Instructions to follow:
Track down each line that has the word "sanchanadeola" and copy it.

Material for the task:
==============================

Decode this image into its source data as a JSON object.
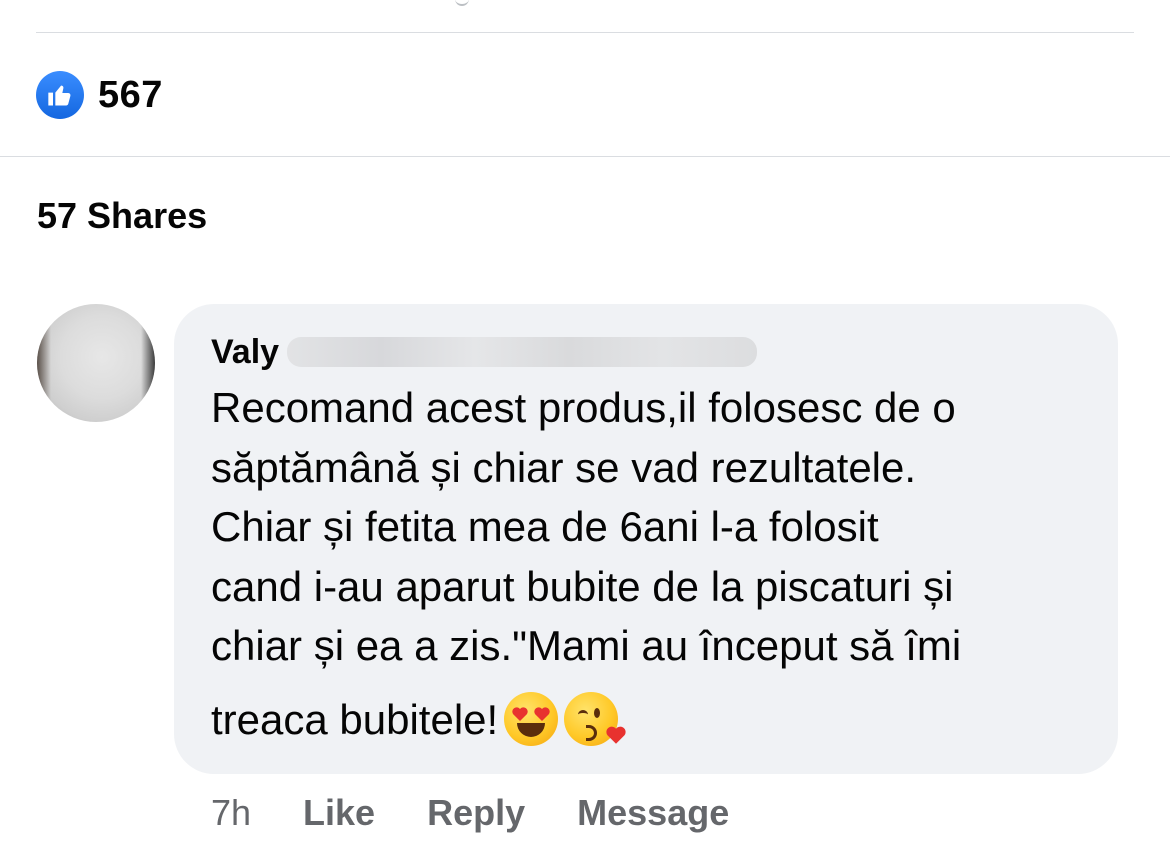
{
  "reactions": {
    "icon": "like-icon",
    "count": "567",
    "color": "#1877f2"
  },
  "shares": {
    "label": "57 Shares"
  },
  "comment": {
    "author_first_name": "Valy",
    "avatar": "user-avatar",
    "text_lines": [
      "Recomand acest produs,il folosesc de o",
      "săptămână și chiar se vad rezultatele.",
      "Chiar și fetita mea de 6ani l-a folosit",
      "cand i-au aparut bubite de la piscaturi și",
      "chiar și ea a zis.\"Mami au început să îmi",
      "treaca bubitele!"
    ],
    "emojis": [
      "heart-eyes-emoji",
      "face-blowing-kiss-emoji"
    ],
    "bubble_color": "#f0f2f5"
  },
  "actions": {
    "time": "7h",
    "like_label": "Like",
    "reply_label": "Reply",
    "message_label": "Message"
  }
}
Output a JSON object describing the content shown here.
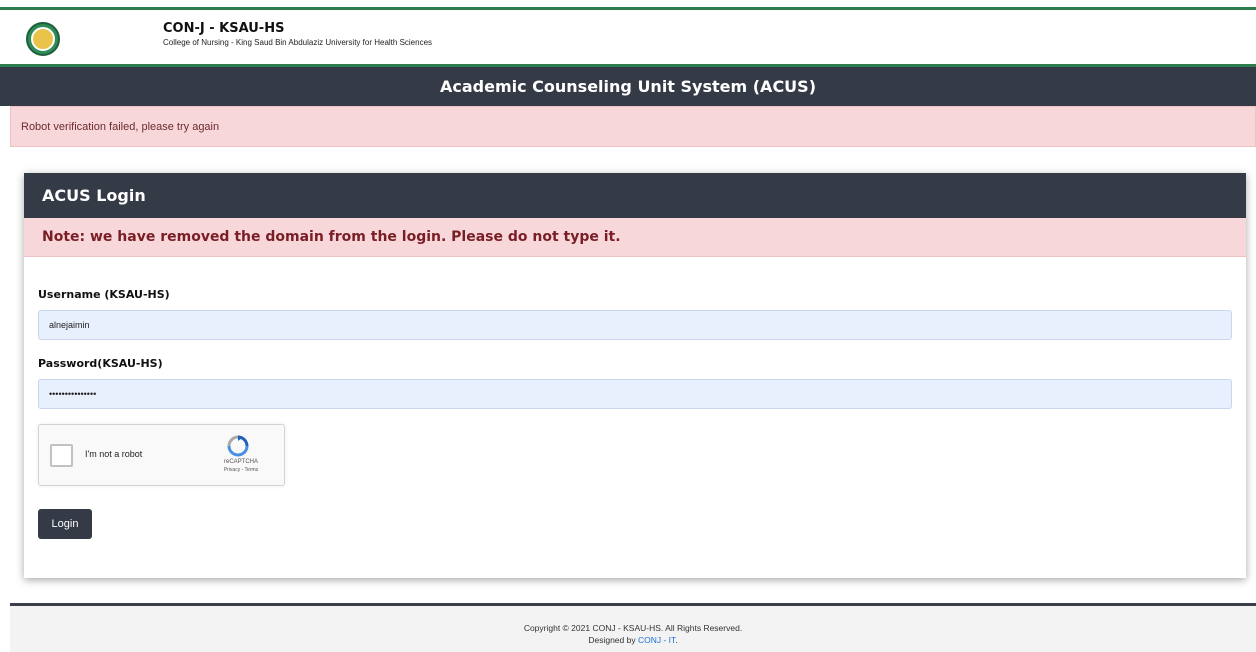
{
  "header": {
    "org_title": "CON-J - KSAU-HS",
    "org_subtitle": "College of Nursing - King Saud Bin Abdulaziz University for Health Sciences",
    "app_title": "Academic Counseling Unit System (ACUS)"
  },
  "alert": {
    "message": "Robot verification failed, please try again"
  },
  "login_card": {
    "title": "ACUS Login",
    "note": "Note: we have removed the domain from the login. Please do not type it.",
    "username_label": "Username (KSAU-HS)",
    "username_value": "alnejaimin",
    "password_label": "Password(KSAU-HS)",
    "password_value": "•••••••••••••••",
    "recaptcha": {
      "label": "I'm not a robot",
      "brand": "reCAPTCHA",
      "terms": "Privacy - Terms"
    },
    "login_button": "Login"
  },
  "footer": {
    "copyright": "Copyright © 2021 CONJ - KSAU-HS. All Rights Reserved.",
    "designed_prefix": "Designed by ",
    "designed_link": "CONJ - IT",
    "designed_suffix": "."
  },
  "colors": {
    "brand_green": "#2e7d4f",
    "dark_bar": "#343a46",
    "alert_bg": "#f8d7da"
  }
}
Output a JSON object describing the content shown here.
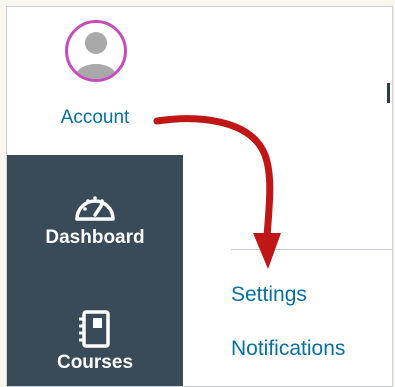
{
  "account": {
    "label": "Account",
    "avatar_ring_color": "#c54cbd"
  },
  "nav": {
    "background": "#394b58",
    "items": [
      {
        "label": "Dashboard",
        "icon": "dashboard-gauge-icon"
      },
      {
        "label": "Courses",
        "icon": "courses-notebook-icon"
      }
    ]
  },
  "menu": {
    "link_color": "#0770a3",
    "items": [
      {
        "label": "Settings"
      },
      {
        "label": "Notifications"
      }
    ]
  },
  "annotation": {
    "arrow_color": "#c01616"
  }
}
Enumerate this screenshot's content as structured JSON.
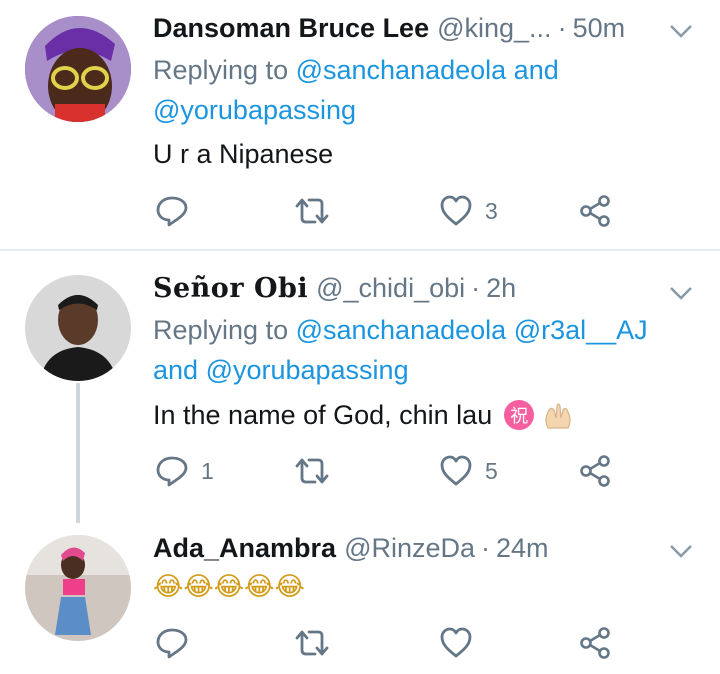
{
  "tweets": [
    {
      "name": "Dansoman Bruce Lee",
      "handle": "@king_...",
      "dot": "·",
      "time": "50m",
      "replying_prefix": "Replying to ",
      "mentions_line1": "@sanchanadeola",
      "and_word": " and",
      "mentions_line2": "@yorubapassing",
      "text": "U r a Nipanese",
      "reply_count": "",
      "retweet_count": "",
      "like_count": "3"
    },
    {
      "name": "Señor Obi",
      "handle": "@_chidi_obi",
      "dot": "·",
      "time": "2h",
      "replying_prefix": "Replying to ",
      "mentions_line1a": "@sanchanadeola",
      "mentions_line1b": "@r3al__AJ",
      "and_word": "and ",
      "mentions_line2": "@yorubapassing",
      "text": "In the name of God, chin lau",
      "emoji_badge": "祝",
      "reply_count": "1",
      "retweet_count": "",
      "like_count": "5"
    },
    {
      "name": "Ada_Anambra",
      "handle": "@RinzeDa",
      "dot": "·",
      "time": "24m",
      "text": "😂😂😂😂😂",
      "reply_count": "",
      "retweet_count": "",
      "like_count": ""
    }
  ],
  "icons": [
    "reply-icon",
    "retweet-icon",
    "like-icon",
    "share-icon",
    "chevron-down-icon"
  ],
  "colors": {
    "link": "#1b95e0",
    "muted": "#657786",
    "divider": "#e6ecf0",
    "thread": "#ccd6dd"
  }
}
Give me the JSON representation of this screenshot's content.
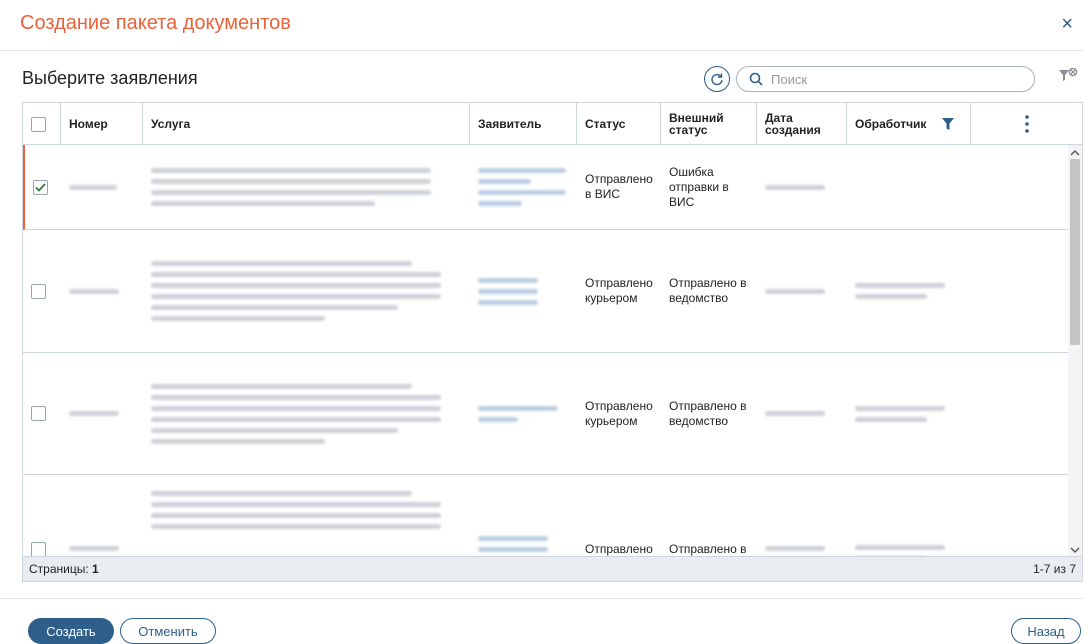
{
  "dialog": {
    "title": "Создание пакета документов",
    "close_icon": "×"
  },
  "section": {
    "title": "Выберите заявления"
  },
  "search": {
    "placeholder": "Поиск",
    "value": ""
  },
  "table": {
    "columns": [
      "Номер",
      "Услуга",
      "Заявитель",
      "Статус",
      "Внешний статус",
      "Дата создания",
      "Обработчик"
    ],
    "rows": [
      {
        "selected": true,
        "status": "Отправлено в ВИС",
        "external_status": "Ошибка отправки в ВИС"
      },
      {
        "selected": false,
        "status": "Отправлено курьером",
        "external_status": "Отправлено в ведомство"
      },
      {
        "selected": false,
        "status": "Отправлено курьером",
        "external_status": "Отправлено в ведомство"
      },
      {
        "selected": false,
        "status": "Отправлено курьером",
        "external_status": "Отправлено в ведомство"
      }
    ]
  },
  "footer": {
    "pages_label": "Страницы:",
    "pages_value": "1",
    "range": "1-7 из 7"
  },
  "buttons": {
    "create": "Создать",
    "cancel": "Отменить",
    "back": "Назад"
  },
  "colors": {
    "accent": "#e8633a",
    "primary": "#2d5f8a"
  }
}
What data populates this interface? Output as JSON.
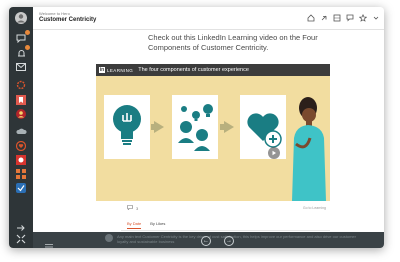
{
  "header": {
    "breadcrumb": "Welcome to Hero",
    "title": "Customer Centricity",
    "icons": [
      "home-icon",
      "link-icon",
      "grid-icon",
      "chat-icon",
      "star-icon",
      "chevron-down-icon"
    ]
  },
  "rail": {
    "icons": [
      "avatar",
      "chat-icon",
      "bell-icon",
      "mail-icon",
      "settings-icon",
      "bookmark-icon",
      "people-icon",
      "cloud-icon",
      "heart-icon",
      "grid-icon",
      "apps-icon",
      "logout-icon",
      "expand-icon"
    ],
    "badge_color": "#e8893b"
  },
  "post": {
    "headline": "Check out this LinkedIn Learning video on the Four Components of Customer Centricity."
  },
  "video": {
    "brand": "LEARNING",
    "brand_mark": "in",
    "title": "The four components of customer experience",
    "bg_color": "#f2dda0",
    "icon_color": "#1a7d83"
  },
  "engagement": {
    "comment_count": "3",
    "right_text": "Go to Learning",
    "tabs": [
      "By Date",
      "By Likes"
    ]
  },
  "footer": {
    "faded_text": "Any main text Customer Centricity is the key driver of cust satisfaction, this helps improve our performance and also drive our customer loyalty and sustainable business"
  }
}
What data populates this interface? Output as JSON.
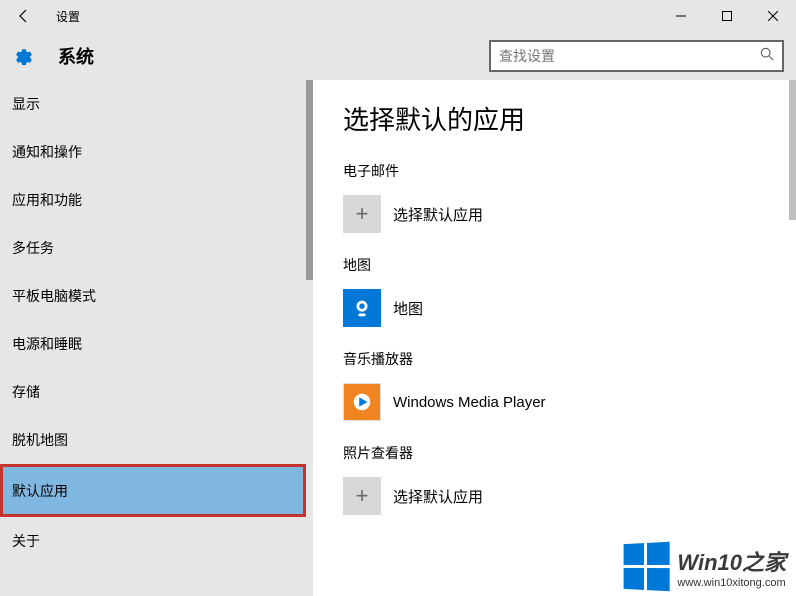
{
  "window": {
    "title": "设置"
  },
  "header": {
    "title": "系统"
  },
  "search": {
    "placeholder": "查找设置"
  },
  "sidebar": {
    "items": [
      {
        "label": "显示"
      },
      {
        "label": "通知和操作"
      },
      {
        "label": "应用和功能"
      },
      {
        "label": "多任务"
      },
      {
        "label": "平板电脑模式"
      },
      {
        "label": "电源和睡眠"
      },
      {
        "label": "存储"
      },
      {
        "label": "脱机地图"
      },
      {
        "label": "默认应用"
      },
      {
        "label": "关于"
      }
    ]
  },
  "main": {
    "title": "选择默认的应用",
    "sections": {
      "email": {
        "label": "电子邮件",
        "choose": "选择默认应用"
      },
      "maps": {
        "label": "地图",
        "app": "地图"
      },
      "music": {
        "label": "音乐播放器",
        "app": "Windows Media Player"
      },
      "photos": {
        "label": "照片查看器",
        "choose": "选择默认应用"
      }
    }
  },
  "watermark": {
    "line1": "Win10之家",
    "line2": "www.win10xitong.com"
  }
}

==============================

Written solution:
      "mentions_line1": "@sanchanadeola",
      "mentions_line1a": "@sanchanadeola",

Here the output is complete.